## [Задание A]
Ответьте по тексту о Сталине в начале войны на вопросы:
(i) Кто был смещен с должности начальника Генерального штаба?
(ii) В какой город эвакуировали большую часть советского правительства?
(iii) Какого числа было объявлено осадное положение?
#### Текст ####
В первые месяцы войны Сталин настаивал на том, чтобы Красная Армия стояла насмерть или контратаковала, хотя отход на более защищенные рубежи представлялся более целесообразным с оперативной точки зрения. Начальник Генерального штаба Жуков был смещен со своей должности за то, что предложил оставить территории врагу, отойти и окопаться, чтобы консолидировать свои силы. Сталин исходил из того, что он сам является Верховным главнокомандующим вооруженными силами, он сделал свой кремлевский кабинет центром принятия военных решений СССР и уже привычно не доверял армейскому командованию, тем самым ухудшая и без того тяжелое положение. Вскоре немецкая группа армий «Центр» начала финальное наступление на Москву; большая часть советского правительства была эвакуирована в город Куйбышев. Пока Гитлер тайно злорадствовал в Берлине, Сталин стоял перед очень трудным выбором. Он, по общему мнению, отнюдь не был мужественным человеком. Решение остаться в Москве, когда бронированные части германской армии беспрепятственно продвигались все лето и осень и теперь стояли в восьмидесяти милях от столицы, поставило Сталина перед большим риском. В некоторых слоях населения Москвы началась паника; тысячи людей покинули столицу, другие грабили продуктовые магазины или воровали из квартир граждан, уже покинувших город. Дым и пламя немецких воздушных атак смешались с огромными кострами, в которых спешно жгли государственные документы, чтобы они не попали в руки врага. Но также тысячи москвичей столпились в центре города, требуя от правительства решительного сопротивления. 19 октября было объявлено осадное положение. В тот же день Сталин принял историческое решение остаться в Кремле, на которое, возможно, повлиял пример обычных людей, демонстрировавших преданность и решимость, о чем ему сообщали.
Он заявил своей охране на даче: «Мы не сдадим Москву»45. Он вернулся в столицу и отдал жесткие приказы для наведения порядка.
#### Записи набора данных ####
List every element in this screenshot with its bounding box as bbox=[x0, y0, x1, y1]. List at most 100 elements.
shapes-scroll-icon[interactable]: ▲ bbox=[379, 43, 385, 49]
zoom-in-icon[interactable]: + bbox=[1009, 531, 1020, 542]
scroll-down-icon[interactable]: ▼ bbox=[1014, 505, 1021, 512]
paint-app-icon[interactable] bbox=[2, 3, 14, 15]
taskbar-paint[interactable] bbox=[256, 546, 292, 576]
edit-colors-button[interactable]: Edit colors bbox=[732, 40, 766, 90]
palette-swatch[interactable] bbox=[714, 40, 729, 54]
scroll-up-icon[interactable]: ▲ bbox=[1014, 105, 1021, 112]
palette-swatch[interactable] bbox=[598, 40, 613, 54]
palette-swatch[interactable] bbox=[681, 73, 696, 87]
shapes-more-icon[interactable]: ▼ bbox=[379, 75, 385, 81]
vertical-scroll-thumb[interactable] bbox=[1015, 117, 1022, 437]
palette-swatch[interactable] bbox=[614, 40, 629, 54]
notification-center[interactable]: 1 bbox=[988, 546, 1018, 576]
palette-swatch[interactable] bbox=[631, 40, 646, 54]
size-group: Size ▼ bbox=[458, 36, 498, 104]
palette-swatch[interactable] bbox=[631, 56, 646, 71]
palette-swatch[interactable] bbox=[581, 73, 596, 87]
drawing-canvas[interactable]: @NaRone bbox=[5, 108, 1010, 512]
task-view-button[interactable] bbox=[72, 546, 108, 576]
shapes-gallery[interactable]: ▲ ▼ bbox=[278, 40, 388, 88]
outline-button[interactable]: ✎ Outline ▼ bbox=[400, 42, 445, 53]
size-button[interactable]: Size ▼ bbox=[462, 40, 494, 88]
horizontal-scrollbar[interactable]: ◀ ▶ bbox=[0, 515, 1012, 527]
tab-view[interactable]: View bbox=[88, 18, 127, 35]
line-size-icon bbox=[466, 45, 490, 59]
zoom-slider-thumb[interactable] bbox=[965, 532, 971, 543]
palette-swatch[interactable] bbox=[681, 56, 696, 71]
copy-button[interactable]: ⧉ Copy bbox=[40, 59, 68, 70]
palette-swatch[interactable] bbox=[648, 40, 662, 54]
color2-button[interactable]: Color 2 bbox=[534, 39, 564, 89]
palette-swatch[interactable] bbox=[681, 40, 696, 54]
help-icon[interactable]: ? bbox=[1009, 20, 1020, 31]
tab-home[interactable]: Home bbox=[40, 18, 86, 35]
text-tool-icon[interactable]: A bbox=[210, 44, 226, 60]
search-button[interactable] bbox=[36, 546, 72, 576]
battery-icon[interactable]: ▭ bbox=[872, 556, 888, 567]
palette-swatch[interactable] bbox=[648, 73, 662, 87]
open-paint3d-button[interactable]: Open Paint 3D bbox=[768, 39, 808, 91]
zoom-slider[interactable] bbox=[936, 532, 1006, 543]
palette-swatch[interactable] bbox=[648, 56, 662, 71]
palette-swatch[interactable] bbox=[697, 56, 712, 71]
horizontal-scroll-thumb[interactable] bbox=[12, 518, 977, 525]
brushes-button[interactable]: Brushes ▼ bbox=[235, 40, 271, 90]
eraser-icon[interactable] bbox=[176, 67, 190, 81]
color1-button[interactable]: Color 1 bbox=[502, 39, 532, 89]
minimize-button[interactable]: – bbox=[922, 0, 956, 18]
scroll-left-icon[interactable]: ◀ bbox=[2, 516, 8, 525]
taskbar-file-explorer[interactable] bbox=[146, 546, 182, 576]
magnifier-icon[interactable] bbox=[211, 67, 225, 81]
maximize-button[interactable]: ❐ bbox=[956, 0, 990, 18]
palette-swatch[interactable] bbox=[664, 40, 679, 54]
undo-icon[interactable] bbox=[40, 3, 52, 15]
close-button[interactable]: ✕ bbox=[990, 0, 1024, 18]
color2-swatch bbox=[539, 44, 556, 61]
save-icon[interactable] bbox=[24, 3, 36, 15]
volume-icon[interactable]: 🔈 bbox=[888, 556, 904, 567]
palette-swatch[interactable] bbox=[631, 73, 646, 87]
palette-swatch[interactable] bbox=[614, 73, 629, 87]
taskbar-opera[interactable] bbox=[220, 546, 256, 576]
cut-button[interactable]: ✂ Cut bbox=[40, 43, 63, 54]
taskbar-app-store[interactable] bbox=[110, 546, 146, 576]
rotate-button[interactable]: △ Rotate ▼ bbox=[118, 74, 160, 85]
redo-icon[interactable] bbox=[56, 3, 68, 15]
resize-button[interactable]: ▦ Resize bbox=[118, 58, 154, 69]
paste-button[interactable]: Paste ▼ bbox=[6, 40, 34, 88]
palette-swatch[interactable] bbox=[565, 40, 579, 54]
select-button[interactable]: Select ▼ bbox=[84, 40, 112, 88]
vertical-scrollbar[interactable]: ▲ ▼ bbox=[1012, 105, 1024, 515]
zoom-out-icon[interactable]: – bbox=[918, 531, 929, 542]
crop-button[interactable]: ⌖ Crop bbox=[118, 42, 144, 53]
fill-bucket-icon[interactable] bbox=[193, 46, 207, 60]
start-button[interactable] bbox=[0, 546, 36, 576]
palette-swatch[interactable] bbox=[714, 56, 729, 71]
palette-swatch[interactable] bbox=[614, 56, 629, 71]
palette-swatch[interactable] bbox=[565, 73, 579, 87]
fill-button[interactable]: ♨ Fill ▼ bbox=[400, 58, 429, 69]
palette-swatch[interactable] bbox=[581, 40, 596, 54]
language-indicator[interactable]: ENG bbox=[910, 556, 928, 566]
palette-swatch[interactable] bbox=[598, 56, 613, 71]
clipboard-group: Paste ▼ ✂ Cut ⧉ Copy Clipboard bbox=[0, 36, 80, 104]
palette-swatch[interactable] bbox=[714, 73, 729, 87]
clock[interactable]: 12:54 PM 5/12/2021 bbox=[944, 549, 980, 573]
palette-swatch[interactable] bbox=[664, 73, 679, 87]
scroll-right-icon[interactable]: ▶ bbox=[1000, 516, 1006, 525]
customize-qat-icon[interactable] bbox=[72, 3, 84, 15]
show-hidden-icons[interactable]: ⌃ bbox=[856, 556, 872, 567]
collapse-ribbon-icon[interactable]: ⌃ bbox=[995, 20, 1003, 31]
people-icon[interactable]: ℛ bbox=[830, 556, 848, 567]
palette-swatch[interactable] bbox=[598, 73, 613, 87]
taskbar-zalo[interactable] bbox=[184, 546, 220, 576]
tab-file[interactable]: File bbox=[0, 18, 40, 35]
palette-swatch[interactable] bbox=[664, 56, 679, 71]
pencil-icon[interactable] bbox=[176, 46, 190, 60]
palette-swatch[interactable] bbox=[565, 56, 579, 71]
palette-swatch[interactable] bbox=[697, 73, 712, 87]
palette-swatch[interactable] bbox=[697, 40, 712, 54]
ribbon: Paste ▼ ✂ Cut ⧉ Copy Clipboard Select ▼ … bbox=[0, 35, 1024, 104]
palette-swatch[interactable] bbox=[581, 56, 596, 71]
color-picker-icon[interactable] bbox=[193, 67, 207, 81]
####
## [Задание B]
Перепишите слово в слово записи с первой строки до строки с «palette-swatch[interactable] bbox=[598, 40, 613, 54]» включительно.

## [Полный ответ A]
(i) Жуков.
(ii) В Куйбышев.
(iii) 19 октября.

## [Полный ответ B]
List every element in this screenshot with its bounding box as bbox=[x0, y0, x1, y1]. List at most 100 elements.
shapes-scroll-icon[interactable]: ▲ bbox=[379, 43, 385, 49]
zoom-in-icon[interactable]: + bbox=[1009, 531, 1020, 542]
scroll-down-icon[interactable]: ▼ bbox=[1014, 505, 1021, 512]
paint-app-icon[interactable] bbox=[2, 3, 14, 15]
taskbar-paint[interactable] bbox=[256, 546, 292, 576]
edit-colors-button[interactable]: Edit colors bbox=[732, 40, 766, 90]
palette-swatch[interactable] bbox=[714, 40, 729, 54]
scroll-up-icon[interactable]: ▲ bbox=[1014, 105, 1021, 112]
palette-swatch[interactable] bbox=[598, 40, 613, 54]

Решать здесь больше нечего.